**Given problem**
Gather the lines from the material that contain "dicitur".

**Provided data**

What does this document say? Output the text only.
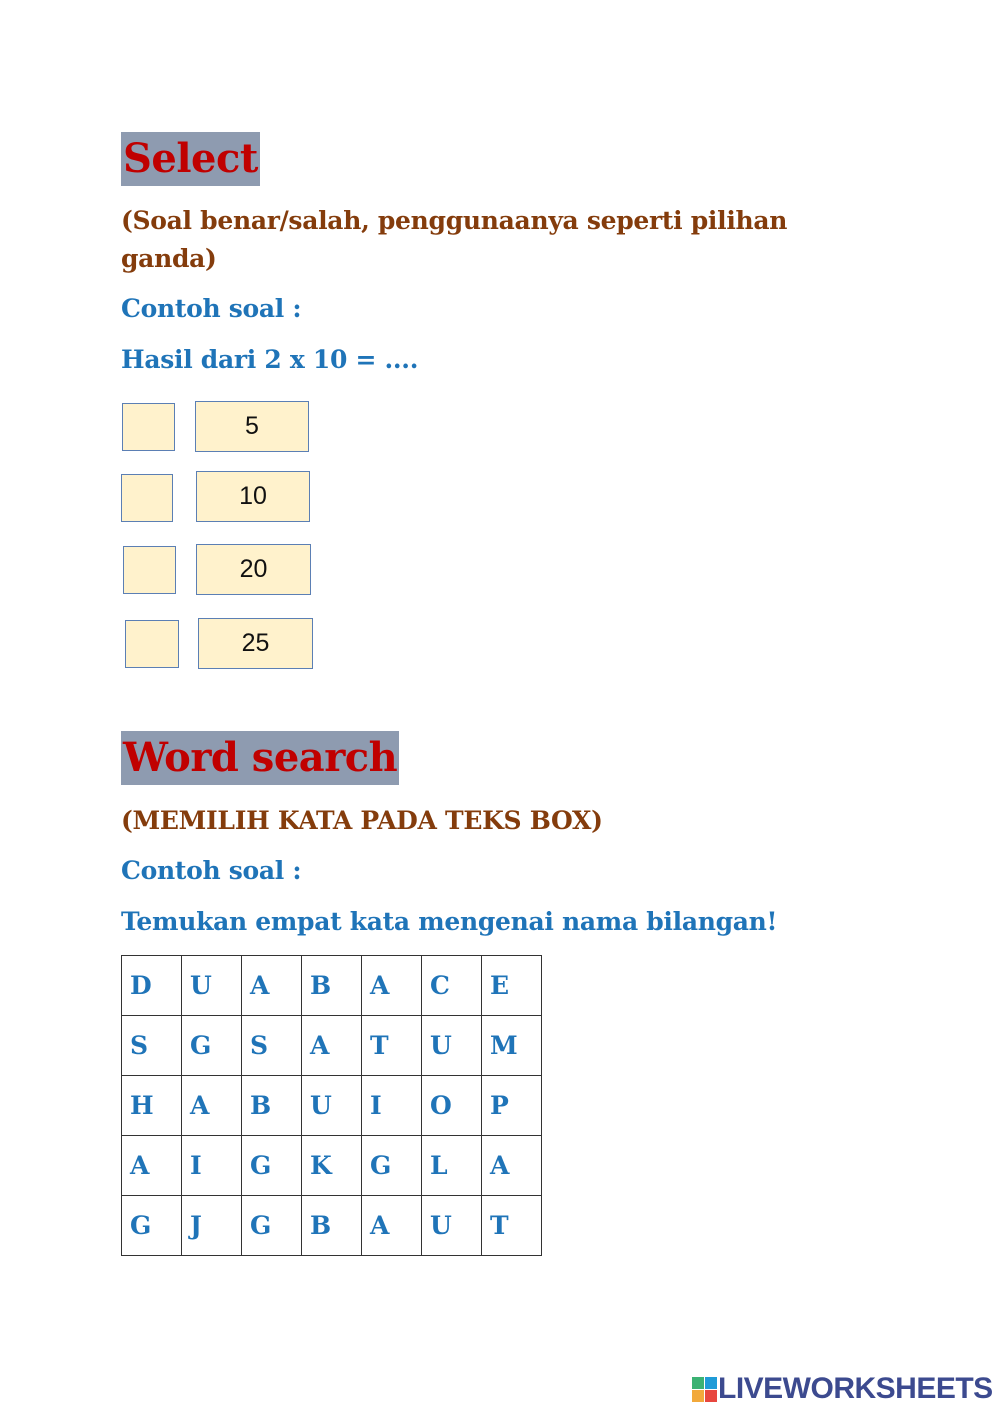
Select
(Soal benar/salah, penggunaanya seperti pilihan ganda)
Contoh soal :
Hasil dari 2 x 10 = ....
5
10
20
25
Word search
(MEMILIH KATA PADA TEKS BOX)
Contoh soal :
Temukan empat kata mengenai nama bilangan!
D	U	A	B	A	C	E
S	G	S	A	T	U	M
H	A	B	U	I	O	P
A	I	G	K	G	L	A
G	J	G	B	A	U	T
LIVEWORKSHEETS
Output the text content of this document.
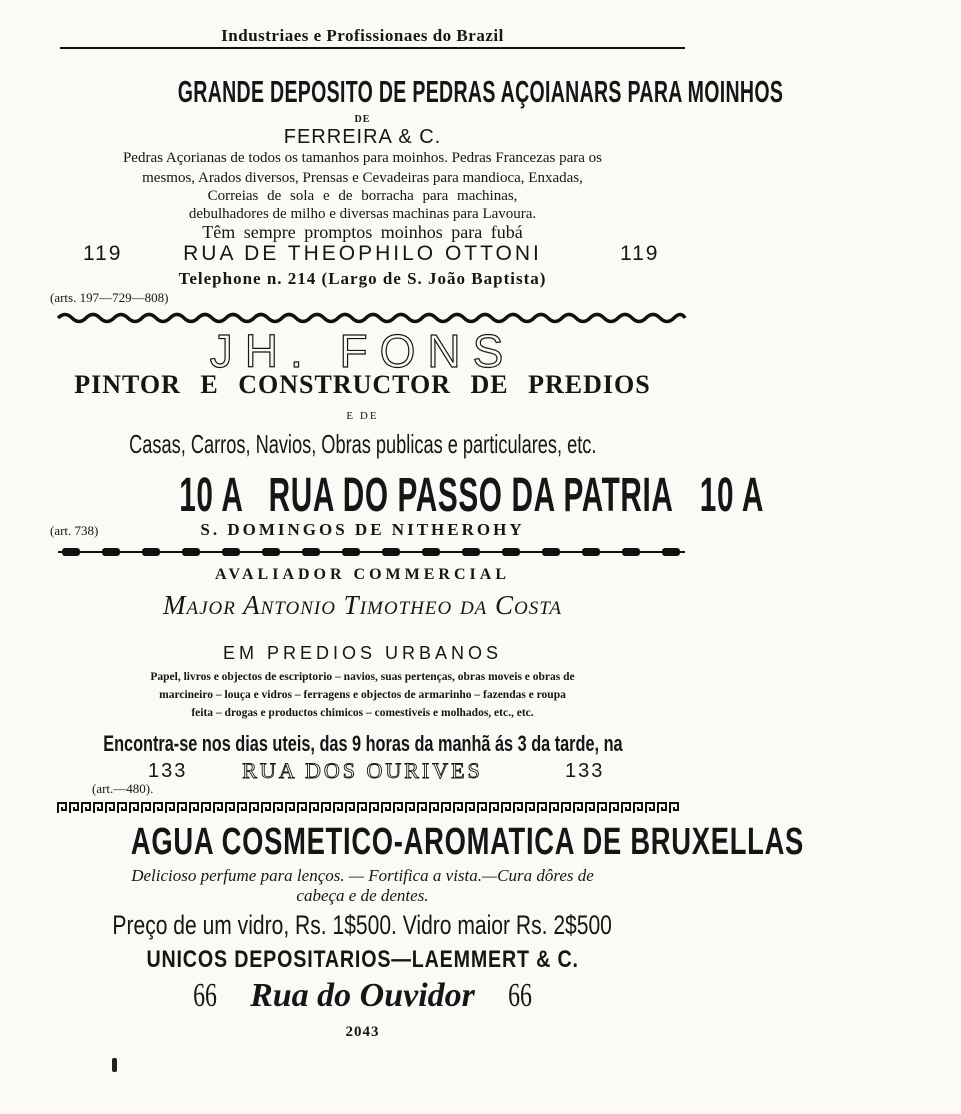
Industriaes e Profissionaes do Brazil
GRANDE DEPOSITO DE PEDRAS AÇOIANARS PARA MOINHOS
DE
FERREIRA & C.
Pedras Açorianas de todos os tamanhos para moinhos. Pedras Francezas para os
mesmos, Arados diversos, Prensas e Cevadeiras para mandioca, Enxadas,
Correias de sola e de borracha para machinas,
debulhadores de milho e diversas machinas para Lavoura.
Têm sempre promptos moinhos para fubá
119	RUA DE THEOPHILO OTTONI	119
Telephone n. 214 (Largo de S. João Baptista)
(arts. 197—729—808)
JH. FONS
PINTOR E CONSTRUCTOR DE PREDIOS
E DE
Casas, Carros, Navios, Obras publicas e particulares, etc.
10 A RUA DO PASSO DA PATRIA 10 A
(art. 738)	S. DOMINGOS DE NITHEROHY
AVALIADOR COMMERCIAL
Major Antonio Timotheo da Costa
EM PREDIOS URBANOS
Papel, livros e objectos de escriptorio – navios, suas pertenças, obras moveis e obras de
marcineiro – louça e vidros – ferragens e objectos de armarinho – fazendas e roupa
feita – drogas e productos chimicos – comestiveis e molhados, etc., etc.
Encontra-se nos dias uteis, das 9 horas da manhã ás 3 da tarde, na
133	RUA DOS OURIVES	133
(art.—480).
AGUA COSMETICO-AROMATICA DE BRUXELLAS
Delicioso perfume para lenços. — Fortifica a vista.—Cura dôres de
cabeça e de dentes.
Preço de um vidro, Rs. 1$500. Vidro maior Rs. 2$500
UNICOS DEPOSITARIOS—LAEMMERT & C.
66 Rua do Ouvidor 66
2043
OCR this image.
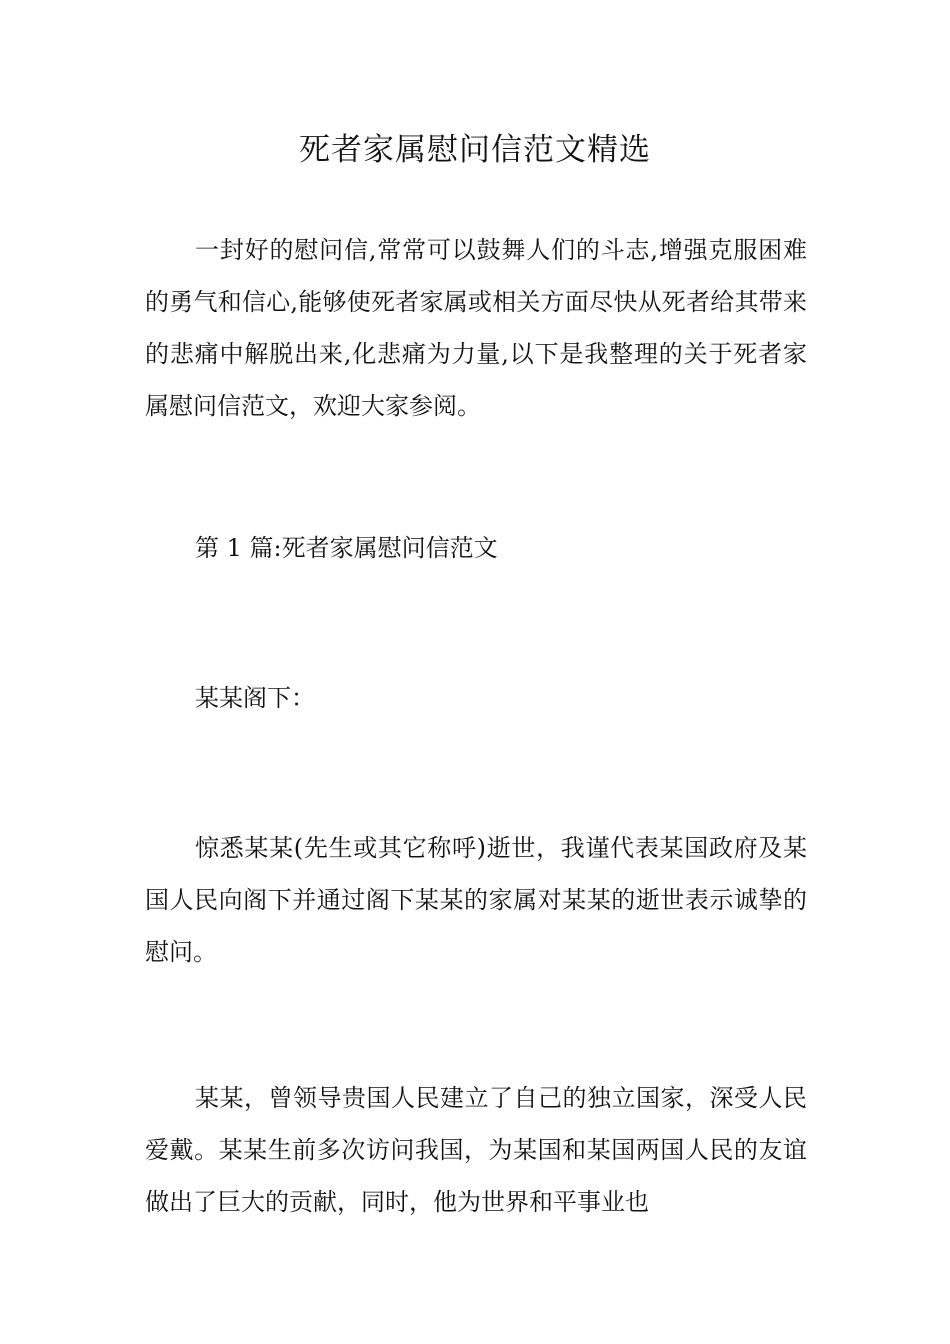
死者家属慰问信范文精选

一封好的慰问信,常常可以鼓舞人们的斗志,增强克服困难的勇气和信心,能够使死者家属或相关方面尽快从死者给其带来的悲痛中解脱出来,化悲痛为力量,以下是我整理的关于死者家属慰问信范文，欢迎大家参阅。

第 1 篇:死者家属慰问信范文

某某阁下：

惊悉某某(先生或其它称呼)逝世，我谨代表某国政府及某国人民向阁下并通过阁下某某的家属对某某的逝世表示诚挚的慰问。

某某，曾领导贵国人民建立了自己的独立国家，深受人民爱戴。某某生前多次访问我国，为某国和某国两国人民的友谊做出了巨大的贡献，同时，他为世界和平事业也
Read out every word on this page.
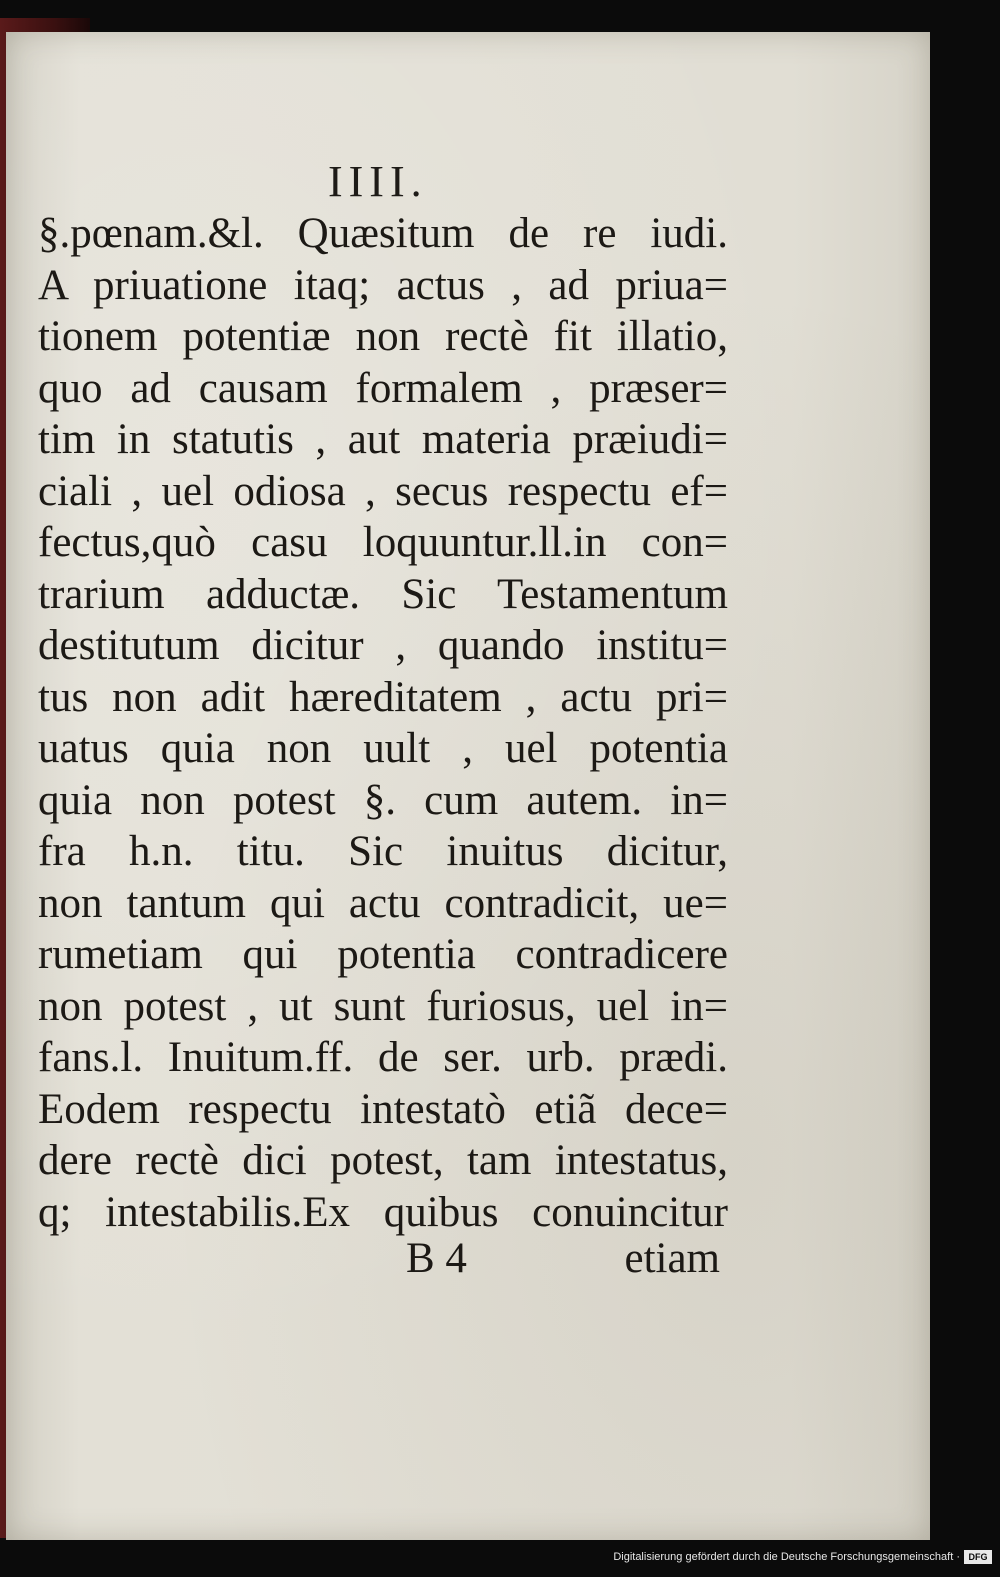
IIII.
§.pœnam.&l. Quæsitum de re iudi.
A priuatione itaq; actus , ad priua=
tionem potentiæ non rectè fit illatio,
quo ad causam formalem , præser=
tim in statutis , aut materia præiudi=
ciali , uel odiosa , secus respectu ef=
fectus,quò casu loquuntur.ll.in con=
trarium adductæ. Sic Testamentum
destitutum dicitur , quando institu=
tus non adit hæreditatem , actu pri=
uatus quia non uult , uel potentia
quia non potest §. cum autem. in=
fra h.n. titu. Sic inuitus dicitur,
non tantum qui actu contradicit, ue=
rumetiam qui potentia contradicere
non potest , ut sunt furiosus, uel in=
fans.l. Inuitum.ff. de ser. urb. prædi.
Eodem respectu intestatò etiã dece=
dere rectè dici potest, tam intestatus,
q; intestabilis.Ex quibus conuincitur
B 4	etiam
Digitalisierung gefördert durch die Deutsche Forschungsgemeinschaft · DFG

**Worked solution**
destitutum dicitur , quando institu=
fra h.n. titu. Sic inuitus dicitur,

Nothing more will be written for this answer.